(Stored entries)
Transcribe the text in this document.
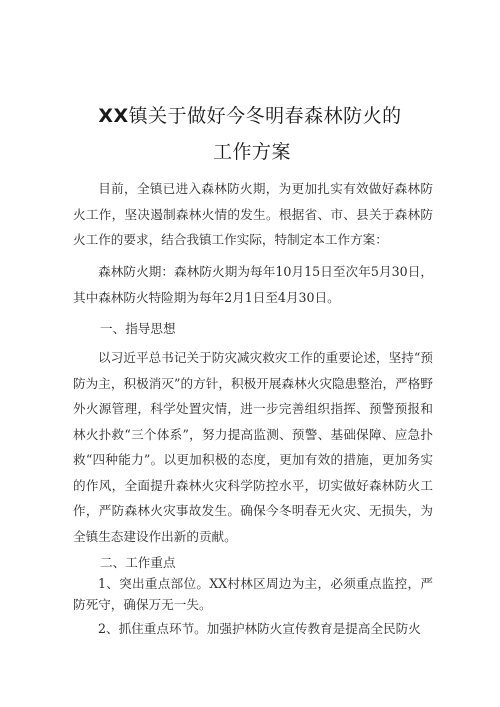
XX镇关于做好今冬明春森林防火的
工作方案

目前，全镇已进入森林防火期，为更加扎实有效做好森林防火工作，坚决遏制森林火情的发生。根据省、市、县关于森林防火工作的要求，结合我镇工作实际，特制定本工作方案：

森林防火期：森林防火期为每年10月15日至次年5月30日，其中森林防火特险期为每年2月1日至4月30日。

一、指导思想

以习近平总书记关于防灾减灾救灾工作的重要论述，坚持“预防为主，积极消灭”的方针，积极开展森林火灾隐患整治，严格野外火源管理，科学处置灾情，进一步完善组织指挥、预警预报和林火扑救“三个体系”，努力提高监测、预警、基础保障、应急扑救“四种能力”。以更加积极的态度，更加有效的措施，更加务实的作风，全面提升森林火灾科学防控水平，切实做好森林防火工作，严防森林火灾事故发生。确保今冬明春无火灾、无损失，为全镇生态建设作出新的贡献。

二、工作重点

1、突出重点部位。XX村林区周边为主，必须重点监控，严防死守，确保万无一失。

2、抓住重点环节。加强护林防火宣传教育是提高全民防火
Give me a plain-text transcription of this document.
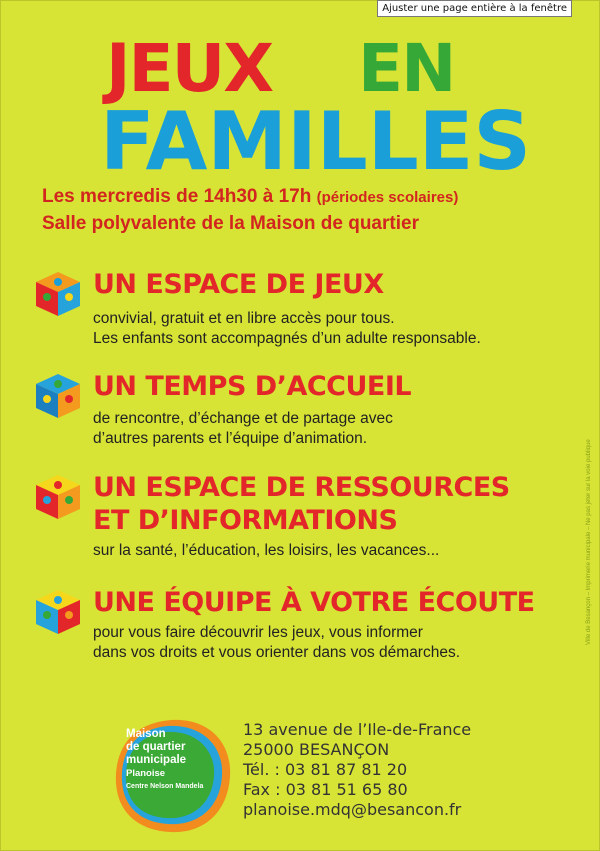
Ajuster une page entière à la fenêtre
JEUX EN
FAMILLES
Les mercredis de 14h30 à 17h (périodes scolaires)
Salle polyvalente de la Maison de quartier
UN ESPACE DE JEUX
convivial, gratuit et en libre accès pour tous.
Les enfants sont accompagnés d’un adulte responsable.
UN TEMPS D’ACCUEIL
de rencontre, d’échange et de partage avec
d’autres parents et l’équipe d’animation.
UN ESPACE DE RESSOURCES
ET D’INFORMATIONS
sur la santé, l’éducation, les loisirs, les vacances...
UNE ÉQUIPE À VOTRE ÉCOUTE
pour vous faire découvrir les jeux, vous informer
dans vos droits et vous orienter dans vos démarches.
Maison
de quartier
municipale
Planoise
Centre Nelson Mandela
13 avenue de l’Ile-de-France
25000 BESANÇON
Tél. : 03 81 87 81 20
Fax : 03 81 51 65 80
planoise.mdq@besancon.fr
Ville de Besançon – Imprimerie municipale – Ne pas jeter sur la voie publique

## EXERCISE DESCRIPTION
Return all lines containing the word "document".

## EXERCISE RESULT
Transcribe the text in this document.
Give me a plain-text transcription of this document.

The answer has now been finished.